§ **Problem to work on**
Copy out every line of the records where the string "style" occurs.

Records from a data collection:
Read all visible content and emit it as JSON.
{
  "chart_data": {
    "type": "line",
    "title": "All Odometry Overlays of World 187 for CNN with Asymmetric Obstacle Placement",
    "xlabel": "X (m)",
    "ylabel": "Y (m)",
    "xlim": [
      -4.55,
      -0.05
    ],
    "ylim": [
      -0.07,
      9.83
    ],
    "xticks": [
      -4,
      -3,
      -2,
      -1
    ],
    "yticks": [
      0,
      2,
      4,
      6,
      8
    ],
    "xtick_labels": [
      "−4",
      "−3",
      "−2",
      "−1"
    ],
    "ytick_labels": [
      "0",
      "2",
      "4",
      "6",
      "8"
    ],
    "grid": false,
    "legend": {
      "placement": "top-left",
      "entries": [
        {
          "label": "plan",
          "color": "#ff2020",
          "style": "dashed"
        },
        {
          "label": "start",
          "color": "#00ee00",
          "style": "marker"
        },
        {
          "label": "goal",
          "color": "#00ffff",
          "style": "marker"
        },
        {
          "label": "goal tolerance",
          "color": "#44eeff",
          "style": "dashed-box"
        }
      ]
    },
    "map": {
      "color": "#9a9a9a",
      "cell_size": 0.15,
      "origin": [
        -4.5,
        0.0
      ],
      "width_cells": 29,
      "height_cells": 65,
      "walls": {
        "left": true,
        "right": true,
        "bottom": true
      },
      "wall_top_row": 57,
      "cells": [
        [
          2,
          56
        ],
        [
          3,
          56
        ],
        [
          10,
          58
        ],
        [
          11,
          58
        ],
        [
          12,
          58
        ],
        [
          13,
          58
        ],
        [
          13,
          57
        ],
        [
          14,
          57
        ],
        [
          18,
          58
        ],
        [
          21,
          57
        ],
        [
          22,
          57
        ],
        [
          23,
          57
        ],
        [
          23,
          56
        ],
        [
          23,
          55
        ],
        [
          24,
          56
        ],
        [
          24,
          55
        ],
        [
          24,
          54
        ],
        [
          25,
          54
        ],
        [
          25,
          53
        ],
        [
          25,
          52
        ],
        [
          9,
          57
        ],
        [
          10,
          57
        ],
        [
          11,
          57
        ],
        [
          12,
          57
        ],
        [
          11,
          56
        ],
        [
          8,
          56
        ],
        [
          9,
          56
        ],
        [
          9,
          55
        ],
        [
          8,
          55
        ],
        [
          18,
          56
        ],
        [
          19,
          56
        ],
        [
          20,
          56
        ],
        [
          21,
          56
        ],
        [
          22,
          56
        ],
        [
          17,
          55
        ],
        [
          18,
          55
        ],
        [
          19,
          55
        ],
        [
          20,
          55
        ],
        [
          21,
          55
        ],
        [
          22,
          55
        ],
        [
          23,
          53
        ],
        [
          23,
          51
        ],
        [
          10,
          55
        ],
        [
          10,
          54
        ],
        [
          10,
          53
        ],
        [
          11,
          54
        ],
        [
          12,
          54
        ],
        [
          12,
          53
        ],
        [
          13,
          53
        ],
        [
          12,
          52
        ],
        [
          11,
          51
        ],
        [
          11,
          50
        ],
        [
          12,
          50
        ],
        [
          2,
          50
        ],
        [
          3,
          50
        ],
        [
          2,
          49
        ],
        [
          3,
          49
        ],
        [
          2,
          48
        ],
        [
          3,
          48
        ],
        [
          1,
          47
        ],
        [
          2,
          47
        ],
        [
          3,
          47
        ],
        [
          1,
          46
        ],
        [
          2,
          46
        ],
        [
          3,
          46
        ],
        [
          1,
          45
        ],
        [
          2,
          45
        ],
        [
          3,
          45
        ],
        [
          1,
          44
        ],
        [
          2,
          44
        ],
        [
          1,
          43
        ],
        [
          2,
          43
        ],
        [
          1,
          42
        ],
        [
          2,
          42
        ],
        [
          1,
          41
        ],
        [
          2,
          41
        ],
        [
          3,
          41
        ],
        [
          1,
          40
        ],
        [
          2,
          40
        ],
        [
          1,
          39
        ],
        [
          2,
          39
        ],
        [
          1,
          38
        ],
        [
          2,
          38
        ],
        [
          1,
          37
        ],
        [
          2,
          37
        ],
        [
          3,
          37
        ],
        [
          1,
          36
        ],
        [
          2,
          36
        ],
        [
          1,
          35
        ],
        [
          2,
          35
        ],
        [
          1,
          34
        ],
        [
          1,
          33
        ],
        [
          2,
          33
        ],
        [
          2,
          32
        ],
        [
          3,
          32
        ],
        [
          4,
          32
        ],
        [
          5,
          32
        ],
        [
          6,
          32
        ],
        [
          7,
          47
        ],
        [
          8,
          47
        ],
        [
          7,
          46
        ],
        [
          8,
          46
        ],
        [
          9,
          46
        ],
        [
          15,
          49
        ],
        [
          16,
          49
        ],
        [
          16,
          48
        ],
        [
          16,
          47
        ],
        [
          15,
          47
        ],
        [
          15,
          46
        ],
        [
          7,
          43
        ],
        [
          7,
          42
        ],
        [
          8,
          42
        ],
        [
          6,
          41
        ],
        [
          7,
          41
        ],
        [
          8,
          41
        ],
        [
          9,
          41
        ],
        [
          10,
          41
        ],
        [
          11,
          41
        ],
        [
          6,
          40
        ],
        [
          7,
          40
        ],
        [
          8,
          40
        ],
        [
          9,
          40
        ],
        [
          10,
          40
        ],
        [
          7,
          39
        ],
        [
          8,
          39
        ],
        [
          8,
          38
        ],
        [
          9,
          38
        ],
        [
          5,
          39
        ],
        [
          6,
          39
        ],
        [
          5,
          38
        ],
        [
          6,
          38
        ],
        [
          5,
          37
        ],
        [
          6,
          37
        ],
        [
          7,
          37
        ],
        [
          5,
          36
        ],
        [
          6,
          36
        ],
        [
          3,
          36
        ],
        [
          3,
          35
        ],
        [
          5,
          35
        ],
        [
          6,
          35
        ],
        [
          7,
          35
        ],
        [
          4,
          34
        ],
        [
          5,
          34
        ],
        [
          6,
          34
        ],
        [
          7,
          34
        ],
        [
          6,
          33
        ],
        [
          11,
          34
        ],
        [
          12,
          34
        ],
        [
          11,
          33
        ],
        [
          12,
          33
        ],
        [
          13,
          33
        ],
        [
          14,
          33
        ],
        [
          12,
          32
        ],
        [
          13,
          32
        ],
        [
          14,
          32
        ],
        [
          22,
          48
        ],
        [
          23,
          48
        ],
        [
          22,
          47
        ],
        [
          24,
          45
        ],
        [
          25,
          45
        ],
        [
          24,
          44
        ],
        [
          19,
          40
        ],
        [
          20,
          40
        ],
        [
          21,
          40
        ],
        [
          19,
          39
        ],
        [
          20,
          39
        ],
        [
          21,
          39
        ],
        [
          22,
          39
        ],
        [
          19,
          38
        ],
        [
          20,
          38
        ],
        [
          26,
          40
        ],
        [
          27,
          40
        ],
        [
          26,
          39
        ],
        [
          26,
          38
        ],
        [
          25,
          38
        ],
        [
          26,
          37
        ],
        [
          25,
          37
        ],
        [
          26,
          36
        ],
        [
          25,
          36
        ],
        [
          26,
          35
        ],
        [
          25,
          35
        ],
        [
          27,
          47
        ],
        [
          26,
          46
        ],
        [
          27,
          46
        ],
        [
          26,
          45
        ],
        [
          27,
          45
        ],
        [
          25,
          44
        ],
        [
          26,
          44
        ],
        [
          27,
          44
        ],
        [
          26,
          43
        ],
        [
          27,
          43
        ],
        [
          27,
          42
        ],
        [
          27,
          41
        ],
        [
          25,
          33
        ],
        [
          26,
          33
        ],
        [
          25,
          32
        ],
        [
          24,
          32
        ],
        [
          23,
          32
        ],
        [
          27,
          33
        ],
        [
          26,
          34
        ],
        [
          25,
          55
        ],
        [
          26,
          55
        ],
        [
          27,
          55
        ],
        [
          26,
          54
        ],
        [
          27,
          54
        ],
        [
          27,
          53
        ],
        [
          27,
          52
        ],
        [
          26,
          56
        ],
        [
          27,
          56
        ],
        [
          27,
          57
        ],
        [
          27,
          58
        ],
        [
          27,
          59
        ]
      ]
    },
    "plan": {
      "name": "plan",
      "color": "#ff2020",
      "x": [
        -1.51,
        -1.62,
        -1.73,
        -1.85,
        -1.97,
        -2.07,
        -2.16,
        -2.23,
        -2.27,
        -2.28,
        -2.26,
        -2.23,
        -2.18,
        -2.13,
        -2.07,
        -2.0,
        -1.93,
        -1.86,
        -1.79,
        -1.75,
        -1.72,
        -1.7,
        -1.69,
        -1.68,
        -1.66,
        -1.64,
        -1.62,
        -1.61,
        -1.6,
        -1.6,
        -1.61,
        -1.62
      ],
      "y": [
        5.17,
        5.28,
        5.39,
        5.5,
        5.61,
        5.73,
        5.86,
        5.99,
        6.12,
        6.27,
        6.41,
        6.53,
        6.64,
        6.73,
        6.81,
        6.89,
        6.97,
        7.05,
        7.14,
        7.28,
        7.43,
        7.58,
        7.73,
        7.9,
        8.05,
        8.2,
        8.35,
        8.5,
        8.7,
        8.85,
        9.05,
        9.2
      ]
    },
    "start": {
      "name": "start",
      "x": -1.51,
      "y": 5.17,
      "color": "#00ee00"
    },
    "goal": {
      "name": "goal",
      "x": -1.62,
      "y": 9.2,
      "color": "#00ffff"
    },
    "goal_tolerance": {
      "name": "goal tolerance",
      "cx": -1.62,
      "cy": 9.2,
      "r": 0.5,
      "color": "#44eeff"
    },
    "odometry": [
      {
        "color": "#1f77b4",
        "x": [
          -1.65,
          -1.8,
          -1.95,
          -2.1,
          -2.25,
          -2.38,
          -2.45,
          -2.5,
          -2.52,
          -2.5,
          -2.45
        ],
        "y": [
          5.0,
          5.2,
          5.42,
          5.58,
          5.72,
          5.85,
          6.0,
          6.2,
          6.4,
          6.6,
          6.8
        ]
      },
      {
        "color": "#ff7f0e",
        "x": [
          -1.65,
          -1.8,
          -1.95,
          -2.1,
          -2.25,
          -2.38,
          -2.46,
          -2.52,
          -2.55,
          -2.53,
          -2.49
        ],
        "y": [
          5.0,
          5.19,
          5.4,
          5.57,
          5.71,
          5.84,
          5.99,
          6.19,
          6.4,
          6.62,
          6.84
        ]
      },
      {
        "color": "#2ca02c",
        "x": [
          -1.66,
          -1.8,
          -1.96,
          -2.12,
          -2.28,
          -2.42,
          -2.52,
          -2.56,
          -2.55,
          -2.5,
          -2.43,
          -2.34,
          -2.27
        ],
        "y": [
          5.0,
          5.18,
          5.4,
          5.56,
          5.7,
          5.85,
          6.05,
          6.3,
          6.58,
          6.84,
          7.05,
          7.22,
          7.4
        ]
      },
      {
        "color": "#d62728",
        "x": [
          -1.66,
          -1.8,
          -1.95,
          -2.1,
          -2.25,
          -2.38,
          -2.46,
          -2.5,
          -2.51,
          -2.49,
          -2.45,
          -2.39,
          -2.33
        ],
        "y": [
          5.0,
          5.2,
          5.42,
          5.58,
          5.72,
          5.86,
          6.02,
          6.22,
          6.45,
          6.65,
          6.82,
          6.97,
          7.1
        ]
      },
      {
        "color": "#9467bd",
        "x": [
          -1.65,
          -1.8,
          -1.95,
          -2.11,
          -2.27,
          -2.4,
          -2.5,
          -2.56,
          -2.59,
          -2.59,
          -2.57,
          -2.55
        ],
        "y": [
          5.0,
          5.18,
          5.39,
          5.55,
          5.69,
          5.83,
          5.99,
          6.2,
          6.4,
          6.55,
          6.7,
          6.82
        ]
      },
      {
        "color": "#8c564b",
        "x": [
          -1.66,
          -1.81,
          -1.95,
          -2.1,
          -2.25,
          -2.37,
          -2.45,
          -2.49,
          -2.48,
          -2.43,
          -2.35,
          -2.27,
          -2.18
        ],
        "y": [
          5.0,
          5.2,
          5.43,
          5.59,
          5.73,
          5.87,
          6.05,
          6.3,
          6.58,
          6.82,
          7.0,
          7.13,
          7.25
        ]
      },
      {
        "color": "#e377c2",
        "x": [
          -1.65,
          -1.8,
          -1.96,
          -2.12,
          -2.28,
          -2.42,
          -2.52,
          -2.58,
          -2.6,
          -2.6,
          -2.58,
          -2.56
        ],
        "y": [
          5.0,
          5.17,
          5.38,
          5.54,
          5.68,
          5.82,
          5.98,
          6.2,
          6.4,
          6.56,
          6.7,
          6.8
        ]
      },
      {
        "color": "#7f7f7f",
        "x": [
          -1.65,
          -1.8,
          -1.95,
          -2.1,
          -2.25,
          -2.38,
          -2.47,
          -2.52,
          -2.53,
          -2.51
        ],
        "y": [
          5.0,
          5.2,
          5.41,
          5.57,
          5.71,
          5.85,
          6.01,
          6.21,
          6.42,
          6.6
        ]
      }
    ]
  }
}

§ **Solution to this problem**
          "style": "dashed"
          "style": "marker"
          "style": "marker"
          "style": "dashed-box"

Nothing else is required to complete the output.